◆ Task prompt
Rewrite all of the records below, replacing "Comments" with "Remarks" and leaving everything else unchanged. Omit the pictures from your answer.

◆ Information shown
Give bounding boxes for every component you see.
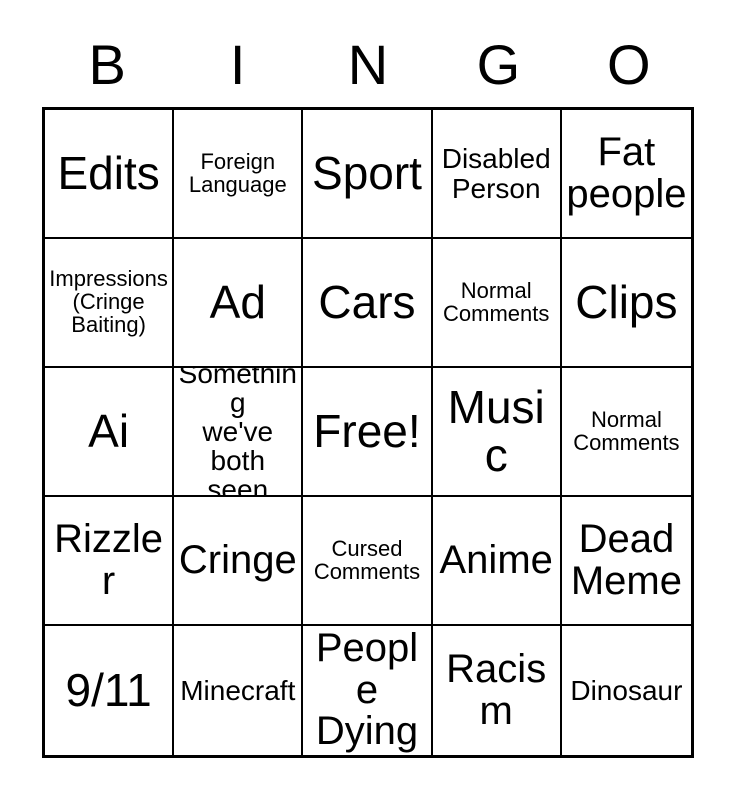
bingo-cell-label: Edits: [57, 146, 160, 199]
bingo-cell[interactable]: Something we've both seen: [174, 368, 304, 497]
bingo-cell-label: Fat people: [566, 129, 687, 216]
bingo-cell[interactable]: Cringe: [174, 497, 304, 626]
header-letter-o: O: [607, 33, 651, 96]
bingo-cell[interactable]: Sport: [303, 110, 433, 239]
bingo-cell-label: Anime: [439, 537, 553, 582]
bingo-cell-label: Ad: [209, 275, 266, 328]
bingo-cell-label: Cars: [318, 275, 416, 328]
header-letter-i: I: [229, 33, 246, 96]
bingo-cell-label: Normal Comments: [443, 277, 550, 326]
bingo-cell[interactable]: Dead Meme: [561, 497, 691, 626]
bingo-cell[interactable]: Foreign Language: [174, 110, 304, 239]
bingo-cell[interactable]: Ad: [174, 239, 304, 368]
bingo-cell-label: Something we've both seen: [178, 368, 297, 497]
bingo-cell[interactable]: Cars: [303, 239, 433, 368]
bingo-grid: Edits Foreign Language Sport Disabled Pe…: [42, 107, 694, 758]
bingo-cell-label: Dead Meme: [570, 516, 682, 603]
bingo-cell[interactable]: Ai: [45, 368, 175, 497]
bingo-cell-label: People Dying: [315, 626, 419, 754]
bingo-cell[interactable]: Music: [432, 368, 562, 497]
bingo-cell[interactable]: Dinosaur: [561, 626, 691, 755]
bingo-cell[interactable]: Impressions (Cringe Baiting): [45, 239, 175, 368]
bingo-cell[interactable]: Normal Comments: [561, 368, 691, 497]
bingo-cell-label: Clips: [575, 275, 678, 328]
bingo-cell[interactable]: Edits: [45, 110, 175, 239]
bingo-cell-label: Impressions (Cringe Baiting): [49, 266, 168, 337]
bingo-cell-label: Free!: [313, 404, 421, 457]
bingo-cell[interactable]: People Dying: [303, 626, 433, 755]
header-letter-b: B: [88, 33, 126, 96]
bingo-cell-label: Music: [447, 380, 545, 481]
bingo-cell[interactable]: 9/11: [45, 626, 175, 755]
bingo-cell[interactable]: Normal Comments: [432, 239, 562, 368]
bingo-cell-label: Disabled Person: [441, 143, 551, 204]
bingo-cell[interactable]: Disabled Person: [432, 110, 562, 239]
bingo-cell-label: Normal Comments: [573, 406, 680, 455]
bingo-cell[interactable]: Clips: [561, 239, 691, 368]
bingo-card: B I N G O Edits Foreign Language Sport D…: [0, 0, 736, 800]
bingo-cell[interactable]: Minecraft: [174, 626, 304, 755]
bingo-cell-label: Ai: [88, 404, 130, 457]
bingo-cell[interactable]: Racism: [432, 626, 562, 755]
bingo-cell[interactable]: Anime: [432, 497, 562, 626]
bingo-cell-label: 9/11: [65, 663, 152, 716]
bingo-cell-label: Racism: [446, 646, 547, 733]
bingo-cell-label: Dinosaur: [570, 674, 683, 706]
bingo-header-row: B I N G O: [42, 26, 694, 104]
bingo-cell[interactable]: Cursed Comments: [303, 497, 433, 626]
header-letter-g: G: [476, 33, 521, 96]
bingo-cell-label: Cringe: [178, 537, 297, 582]
bingo-cell-free[interactable]: Free!: [303, 368, 433, 497]
bingo-cell[interactable]: Rizzler: [45, 497, 175, 626]
bingo-cell-label: Minecraft: [180, 674, 296, 706]
bingo-cell-label: Rizzler: [54, 516, 164, 603]
bingo-cell-label: Sport: [312, 146, 422, 199]
bingo-cell[interactable]: Fat people: [561, 110, 691, 239]
bingo-cell-label: Cursed Comments: [313, 535, 421, 584]
bingo-cell-label: Foreign Language: [188, 148, 287, 197]
header-letter-n: N: [347, 33, 389, 96]
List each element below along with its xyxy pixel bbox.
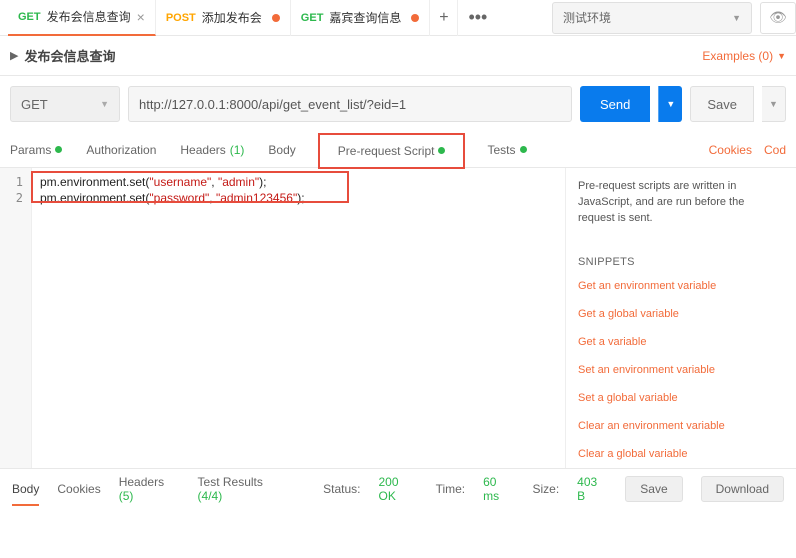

◆ Solution to the problem
Give bounding boxes for every component you see.
bingo-cell-label: Edits: [57, 146, 160, 199]
bingo-cell[interactable]: Something we've both seen: [174, 368, 304, 497]
bingo-cell-label: Fat people: [566, 129, 687, 216]
bingo-cell[interactable]: Cringe: [174, 497, 304, 626]
header-letter-o: O: [607, 33, 651, 96]
bingo-cell[interactable]: Sport: [303, 110, 433, 239]
bingo-cell-label: Anime: [439, 537, 553, 582]
bingo-cell-label: Ad: [209, 275, 266, 328]
bingo-cell-label: Cars: [318, 275, 416, 328]
header-letter-i: I: [229, 33, 246, 96]
bingo-cell-label: Normal Remarks: [443, 277, 550, 326]
bingo-cell[interactable]: Dead Meme: [561, 497, 691, 626]
bingo-cell[interactable]: Foreign Language: [174, 110, 304, 239]
bingo-cell[interactable]: Ad: [174, 239, 304, 368]
bingo-cell-label: Something we've both seen: [178, 368, 297, 497]
bingo-cell[interactable]: Cars: [303, 239, 433, 368]
bingo-grid: Edits Foreign Language Sport Disabled Pe…: [42, 107, 694, 758]
bingo-cell-label: Dead Meme: [570, 516, 682, 603]
bingo-cell[interactable]: Ai: [45, 368, 175, 497]
bingo-cell-label: People Dying: [315, 626, 419, 754]
bingo-cell[interactable]: Music: [432, 368, 562, 497]
bingo-cell[interactable]: Dinosaur: [561, 626, 691, 755]
bingo-cell[interactable]: Impressions (Cringe Baiting): [45, 239, 175, 368]
bingo-cell[interactable]: Normal Remarks: [561, 368, 691, 497]
bingo-cell-label: Clips: [575, 275, 678, 328]
bingo-cell[interactable]: Edits: [45, 110, 175, 239]
bingo-cell-label: Impressions (Cringe Baiting): [49, 266, 168, 337]
bingo-cell-label: Free!: [313, 404, 421, 457]
bingo-cell[interactable]: People Dying: [303, 626, 433, 755]
header-letter-b: B: [88, 33, 126, 96]
bingo-cell-label: Music: [447, 380, 545, 481]
bingo-cell[interactable]: 9/11: [45, 626, 175, 755]
bingo-cell[interactable]: Normal Remarks: [432, 239, 562, 368]
bingo-cell-label: Disabled Person: [441, 143, 551, 204]
bingo-cell[interactable]: Disabled Person: [432, 110, 562, 239]
bingo-cell-label: Normal Remarks: [573, 406, 680, 455]
bingo-cell[interactable]: Clips: [561, 239, 691, 368]
bingo-card: B I N G O Edits Foreign Language Sport D…: [0, 0, 736, 800]
bingo-cell[interactable]: Minecraft: [174, 626, 304, 755]
bingo-cell-label: Ai: [88, 404, 130, 457]
bingo-cell[interactable]: Racism: [432, 626, 562, 755]
bingo-cell[interactable]: Anime: [432, 497, 562, 626]
bingo-cell-label: 9/11: [65, 663, 152, 716]
bingo-cell-label: Racism: [446, 646, 547, 733]
bingo-cell-label: Dinosaur: [570, 674, 683, 706]
bingo-header-row: B I N G O: [42, 26, 694, 104]
bingo-cell[interactable]: Cursed Remarks: [303, 497, 433, 626]
header-letter-g: G: [476, 33, 521, 96]
bingo-cell-label: Cringe: [178, 537, 297, 582]
bingo-cell-free[interactable]: Free!: [303, 368, 433, 497]
bingo-cell[interactable]: Rizzler: [45, 497, 175, 626]
bingo-cell-label: Minecraft: [180, 674, 296, 706]
bingo-cell-label: Rizzler: [54, 516, 164, 603]
bingo-cell-label: Sport: [312, 146, 422, 199]
bingo-cell[interactable]: Fat people: [561, 110, 691, 239]
bingo-cell-label: Cursed Remarks: [313, 535, 421, 584]
bingo-cell-label: Foreign Language: [188, 148, 287, 197]
header-letter-n: N: [347, 33, 389, 96]
List each element below along with its xyxy pixel bbox.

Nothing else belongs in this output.